▶ INSTRUCTION
Among the entries below, count the lines that contain the word "必要に応じて". Write down only the total.

[begin INPUT RECORDS]

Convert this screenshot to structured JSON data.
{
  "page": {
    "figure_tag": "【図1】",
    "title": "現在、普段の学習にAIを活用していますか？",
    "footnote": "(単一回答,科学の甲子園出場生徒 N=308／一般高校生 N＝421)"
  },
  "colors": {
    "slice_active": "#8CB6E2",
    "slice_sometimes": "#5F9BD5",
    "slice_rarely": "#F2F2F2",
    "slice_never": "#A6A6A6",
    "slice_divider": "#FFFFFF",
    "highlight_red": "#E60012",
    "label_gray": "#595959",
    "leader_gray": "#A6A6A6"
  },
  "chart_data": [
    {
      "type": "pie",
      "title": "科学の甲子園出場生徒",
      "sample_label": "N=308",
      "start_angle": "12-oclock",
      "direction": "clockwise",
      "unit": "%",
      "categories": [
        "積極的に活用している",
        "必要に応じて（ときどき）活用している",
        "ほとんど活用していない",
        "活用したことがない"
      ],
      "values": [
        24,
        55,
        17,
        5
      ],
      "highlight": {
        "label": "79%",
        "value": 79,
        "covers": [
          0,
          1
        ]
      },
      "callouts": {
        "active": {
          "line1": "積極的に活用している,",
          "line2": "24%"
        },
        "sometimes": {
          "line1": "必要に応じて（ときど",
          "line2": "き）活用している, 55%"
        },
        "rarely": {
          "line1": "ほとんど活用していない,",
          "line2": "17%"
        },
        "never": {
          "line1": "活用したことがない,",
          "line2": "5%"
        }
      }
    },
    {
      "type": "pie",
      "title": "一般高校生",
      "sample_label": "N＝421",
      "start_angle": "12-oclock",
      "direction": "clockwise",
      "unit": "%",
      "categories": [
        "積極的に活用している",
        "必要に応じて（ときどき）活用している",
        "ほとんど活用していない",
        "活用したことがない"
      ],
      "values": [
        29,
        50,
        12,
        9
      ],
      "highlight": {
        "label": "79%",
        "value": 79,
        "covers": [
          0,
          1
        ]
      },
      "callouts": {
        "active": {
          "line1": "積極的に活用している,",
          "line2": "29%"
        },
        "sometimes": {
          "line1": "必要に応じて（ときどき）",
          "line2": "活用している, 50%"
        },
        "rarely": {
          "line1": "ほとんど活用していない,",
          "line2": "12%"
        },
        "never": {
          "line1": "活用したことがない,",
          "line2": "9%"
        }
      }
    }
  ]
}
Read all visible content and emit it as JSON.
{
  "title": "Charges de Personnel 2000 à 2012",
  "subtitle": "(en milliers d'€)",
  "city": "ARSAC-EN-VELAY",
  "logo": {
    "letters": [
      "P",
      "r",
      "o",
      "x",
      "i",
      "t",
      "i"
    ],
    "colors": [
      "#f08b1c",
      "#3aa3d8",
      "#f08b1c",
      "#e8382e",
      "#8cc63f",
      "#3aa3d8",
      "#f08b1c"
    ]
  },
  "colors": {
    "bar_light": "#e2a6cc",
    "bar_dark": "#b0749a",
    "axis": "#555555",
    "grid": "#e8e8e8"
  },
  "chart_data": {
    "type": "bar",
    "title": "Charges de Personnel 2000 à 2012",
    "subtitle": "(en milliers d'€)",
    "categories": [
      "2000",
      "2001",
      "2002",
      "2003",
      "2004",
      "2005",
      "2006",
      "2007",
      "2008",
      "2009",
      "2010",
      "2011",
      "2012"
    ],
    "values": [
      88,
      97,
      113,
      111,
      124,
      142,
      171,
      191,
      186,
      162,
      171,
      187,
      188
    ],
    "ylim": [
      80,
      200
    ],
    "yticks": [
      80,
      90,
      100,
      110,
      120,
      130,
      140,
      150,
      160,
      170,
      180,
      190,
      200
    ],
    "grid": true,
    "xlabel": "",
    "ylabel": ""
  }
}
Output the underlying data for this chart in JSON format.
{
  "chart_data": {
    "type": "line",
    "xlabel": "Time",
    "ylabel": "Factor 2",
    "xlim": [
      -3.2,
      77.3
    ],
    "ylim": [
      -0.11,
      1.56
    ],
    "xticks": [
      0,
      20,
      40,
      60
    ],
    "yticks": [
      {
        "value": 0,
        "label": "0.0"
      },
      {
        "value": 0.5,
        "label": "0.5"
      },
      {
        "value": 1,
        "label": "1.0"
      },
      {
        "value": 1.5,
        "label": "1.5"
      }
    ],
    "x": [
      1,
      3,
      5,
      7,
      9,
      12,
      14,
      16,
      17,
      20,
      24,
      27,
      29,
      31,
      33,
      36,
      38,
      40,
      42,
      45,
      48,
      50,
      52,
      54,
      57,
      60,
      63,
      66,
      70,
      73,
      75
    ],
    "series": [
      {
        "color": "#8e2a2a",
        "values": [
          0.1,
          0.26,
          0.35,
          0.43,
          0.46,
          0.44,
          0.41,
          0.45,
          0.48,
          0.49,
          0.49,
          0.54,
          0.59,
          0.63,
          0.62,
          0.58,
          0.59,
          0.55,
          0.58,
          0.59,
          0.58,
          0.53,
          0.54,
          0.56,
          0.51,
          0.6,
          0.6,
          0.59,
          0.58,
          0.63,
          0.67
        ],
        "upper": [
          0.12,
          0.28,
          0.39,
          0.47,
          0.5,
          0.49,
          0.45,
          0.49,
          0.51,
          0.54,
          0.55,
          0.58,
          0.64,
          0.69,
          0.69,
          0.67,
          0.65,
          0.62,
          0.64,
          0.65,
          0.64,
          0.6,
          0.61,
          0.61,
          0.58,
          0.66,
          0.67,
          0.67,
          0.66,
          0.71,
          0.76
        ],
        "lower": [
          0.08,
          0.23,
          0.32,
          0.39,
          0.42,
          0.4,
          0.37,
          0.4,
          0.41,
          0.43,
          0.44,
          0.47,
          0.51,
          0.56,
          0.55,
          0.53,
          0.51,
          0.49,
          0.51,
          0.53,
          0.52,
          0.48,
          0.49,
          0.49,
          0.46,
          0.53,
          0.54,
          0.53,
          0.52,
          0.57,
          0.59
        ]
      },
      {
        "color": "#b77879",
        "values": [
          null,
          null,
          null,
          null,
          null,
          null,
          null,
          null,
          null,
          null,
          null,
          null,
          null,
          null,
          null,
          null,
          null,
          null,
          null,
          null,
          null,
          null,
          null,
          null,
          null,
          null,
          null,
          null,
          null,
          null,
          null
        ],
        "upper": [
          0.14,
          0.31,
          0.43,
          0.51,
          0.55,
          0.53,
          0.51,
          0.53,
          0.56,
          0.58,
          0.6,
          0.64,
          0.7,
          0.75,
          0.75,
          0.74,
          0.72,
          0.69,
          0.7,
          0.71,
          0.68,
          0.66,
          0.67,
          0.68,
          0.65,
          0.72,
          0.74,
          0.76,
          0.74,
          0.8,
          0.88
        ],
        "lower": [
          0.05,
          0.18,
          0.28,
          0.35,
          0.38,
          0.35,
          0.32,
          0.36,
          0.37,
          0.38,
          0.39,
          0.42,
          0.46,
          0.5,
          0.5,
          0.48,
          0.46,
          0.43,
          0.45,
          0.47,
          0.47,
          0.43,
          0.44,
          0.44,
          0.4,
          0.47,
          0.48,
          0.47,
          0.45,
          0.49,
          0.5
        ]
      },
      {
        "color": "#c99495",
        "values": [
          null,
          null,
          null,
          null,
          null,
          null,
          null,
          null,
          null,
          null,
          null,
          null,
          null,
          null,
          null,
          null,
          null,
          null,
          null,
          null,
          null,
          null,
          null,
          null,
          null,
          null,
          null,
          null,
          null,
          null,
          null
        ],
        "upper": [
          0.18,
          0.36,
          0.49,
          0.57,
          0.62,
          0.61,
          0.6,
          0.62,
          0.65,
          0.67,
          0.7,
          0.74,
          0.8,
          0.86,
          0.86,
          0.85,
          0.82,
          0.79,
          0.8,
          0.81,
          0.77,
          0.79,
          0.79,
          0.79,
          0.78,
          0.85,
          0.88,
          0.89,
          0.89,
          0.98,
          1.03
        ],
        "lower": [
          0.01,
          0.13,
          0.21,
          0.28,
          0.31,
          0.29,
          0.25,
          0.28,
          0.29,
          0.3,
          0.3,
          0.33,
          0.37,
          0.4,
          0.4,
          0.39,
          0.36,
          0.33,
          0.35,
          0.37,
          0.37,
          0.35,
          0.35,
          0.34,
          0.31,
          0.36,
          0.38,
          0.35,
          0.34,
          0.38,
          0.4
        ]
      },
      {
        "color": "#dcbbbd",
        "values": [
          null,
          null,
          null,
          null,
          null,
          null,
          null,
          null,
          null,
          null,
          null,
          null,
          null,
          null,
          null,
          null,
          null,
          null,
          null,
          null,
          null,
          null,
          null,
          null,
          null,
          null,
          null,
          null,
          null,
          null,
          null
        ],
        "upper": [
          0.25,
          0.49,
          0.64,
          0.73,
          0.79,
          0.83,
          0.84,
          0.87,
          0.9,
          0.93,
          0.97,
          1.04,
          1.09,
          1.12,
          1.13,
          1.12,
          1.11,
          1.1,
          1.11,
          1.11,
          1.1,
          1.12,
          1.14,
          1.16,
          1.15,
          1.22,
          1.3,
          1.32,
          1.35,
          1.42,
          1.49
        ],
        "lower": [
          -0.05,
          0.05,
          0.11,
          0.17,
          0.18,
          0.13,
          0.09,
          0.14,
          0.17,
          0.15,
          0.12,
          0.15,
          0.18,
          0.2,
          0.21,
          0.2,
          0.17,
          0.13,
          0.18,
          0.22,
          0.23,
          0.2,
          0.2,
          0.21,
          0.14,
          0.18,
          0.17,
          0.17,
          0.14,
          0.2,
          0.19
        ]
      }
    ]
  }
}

[end INPUT RECORDS]

▶ WRITTEN ANSWER
4